▶ A block of data
____________________

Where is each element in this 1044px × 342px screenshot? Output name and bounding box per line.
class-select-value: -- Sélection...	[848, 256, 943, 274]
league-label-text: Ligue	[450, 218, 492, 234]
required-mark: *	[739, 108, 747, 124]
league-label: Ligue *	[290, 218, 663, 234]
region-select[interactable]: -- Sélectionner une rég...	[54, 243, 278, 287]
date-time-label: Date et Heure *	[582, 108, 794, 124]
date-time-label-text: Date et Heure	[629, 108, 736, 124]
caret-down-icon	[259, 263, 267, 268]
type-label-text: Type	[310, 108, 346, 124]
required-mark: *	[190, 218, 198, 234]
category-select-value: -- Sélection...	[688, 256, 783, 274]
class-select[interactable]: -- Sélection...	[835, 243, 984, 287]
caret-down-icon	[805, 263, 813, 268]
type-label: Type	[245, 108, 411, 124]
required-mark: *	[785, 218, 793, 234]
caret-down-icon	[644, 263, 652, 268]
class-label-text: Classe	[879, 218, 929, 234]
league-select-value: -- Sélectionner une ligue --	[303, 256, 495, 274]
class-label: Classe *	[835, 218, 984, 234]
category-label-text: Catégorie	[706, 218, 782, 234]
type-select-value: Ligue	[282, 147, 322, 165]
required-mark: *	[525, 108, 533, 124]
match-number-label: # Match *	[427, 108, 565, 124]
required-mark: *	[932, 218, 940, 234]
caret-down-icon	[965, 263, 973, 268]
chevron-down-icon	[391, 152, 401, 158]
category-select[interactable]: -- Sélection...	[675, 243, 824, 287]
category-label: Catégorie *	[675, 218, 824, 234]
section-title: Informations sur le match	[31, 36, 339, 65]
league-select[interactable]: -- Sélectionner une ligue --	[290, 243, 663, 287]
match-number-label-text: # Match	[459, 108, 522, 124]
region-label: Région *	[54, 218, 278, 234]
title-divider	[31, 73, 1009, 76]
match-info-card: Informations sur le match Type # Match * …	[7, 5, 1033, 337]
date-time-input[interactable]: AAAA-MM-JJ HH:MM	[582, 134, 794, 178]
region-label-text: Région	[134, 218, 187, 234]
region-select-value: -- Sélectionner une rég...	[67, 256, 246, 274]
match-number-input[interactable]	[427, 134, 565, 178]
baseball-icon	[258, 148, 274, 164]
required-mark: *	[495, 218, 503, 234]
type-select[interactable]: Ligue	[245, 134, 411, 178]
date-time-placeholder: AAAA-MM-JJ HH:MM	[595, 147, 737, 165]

____________________

▶ Objective
Copy these records line for line, with no changes.

▶ Written answer
Where is each element in this 1044px × 342px screenshot? Output name and bounding box per line.
class-select-value: -- Sélection...	[848, 256, 943, 274]
league-label-text: Ligue	[450, 218, 492, 234]
required-mark: *	[739, 108, 747, 124]
league-label: Ligue *	[290, 218, 663, 234]
region-select[interactable]: -- Sélectionner une rég...	[54, 243, 278, 287]
date-time-label: Date et Heure *	[582, 108, 794, 124]
date-time-label-text: Date et Heure	[629, 108, 736, 124]
caret-down-icon	[259, 263, 267, 268]
type-label-text: Type	[310, 108, 346, 124]
required-mark: *	[190, 218, 198, 234]
category-select-value: -- Sélection...	[688, 256, 783, 274]
class-select[interactable]: -- Sélection...	[835, 243, 984, 287]
caret-down-icon	[805, 263, 813, 268]
type-label: Type	[245, 108, 411, 124]
required-mark: *	[785, 218, 793, 234]
caret-down-icon	[644, 263, 652, 268]
class-label-text: Classe	[879, 218, 929, 234]
league-select-value: -- Sélectionner une ligue --	[303, 256, 495, 274]
class-label: Classe *	[835, 218, 984, 234]
category-label-text: Catégorie	[706, 218, 782, 234]
type-select-value: Ligue	[282, 147, 322, 165]
required-mark: *	[525, 108, 533, 124]
match-number-label: # Match *	[427, 108, 565, 124]
required-mark: *	[932, 218, 940, 234]
caret-down-icon	[965, 263, 973, 268]
chevron-down-icon	[391, 152, 401, 158]
category-select[interactable]: -- Sélection...	[675, 243, 824, 287]
category-label: Catégorie *	[675, 218, 824, 234]
section-title: Informations sur le match	[31, 36, 339, 65]
league-select[interactable]: -- Sélectionner une ligue --	[290, 243, 663, 287]
match-number-label-text: # Match	[459, 108, 522, 124]
region-label: Région *	[54, 218, 278, 234]
title-divider	[31, 73, 1009, 76]
match-info-card: Informations sur le match Type # Match * …	[7, 5, 1033, 337]
date-time-input[interactable]: AAAA-MM-JJ HH:MM	[582, 134, 794, 178]
region-label-text: Région	[134, 218, 187, 234]
region-select-value: -- Sélectionner une rég...	[67, 256, 246, 274]
match-number-input[interactable]	[427, 134, 565, 178]
baseball-icon	[258, 148, 274, 164]
required-mark: *	[495, 218, 503, 234]
type-select[interactable]: Ligue	[245, 134, 411, 178]
date-time-placeholder: AAAA-MM-JJ HH:MM	[595, 147, 737, 165]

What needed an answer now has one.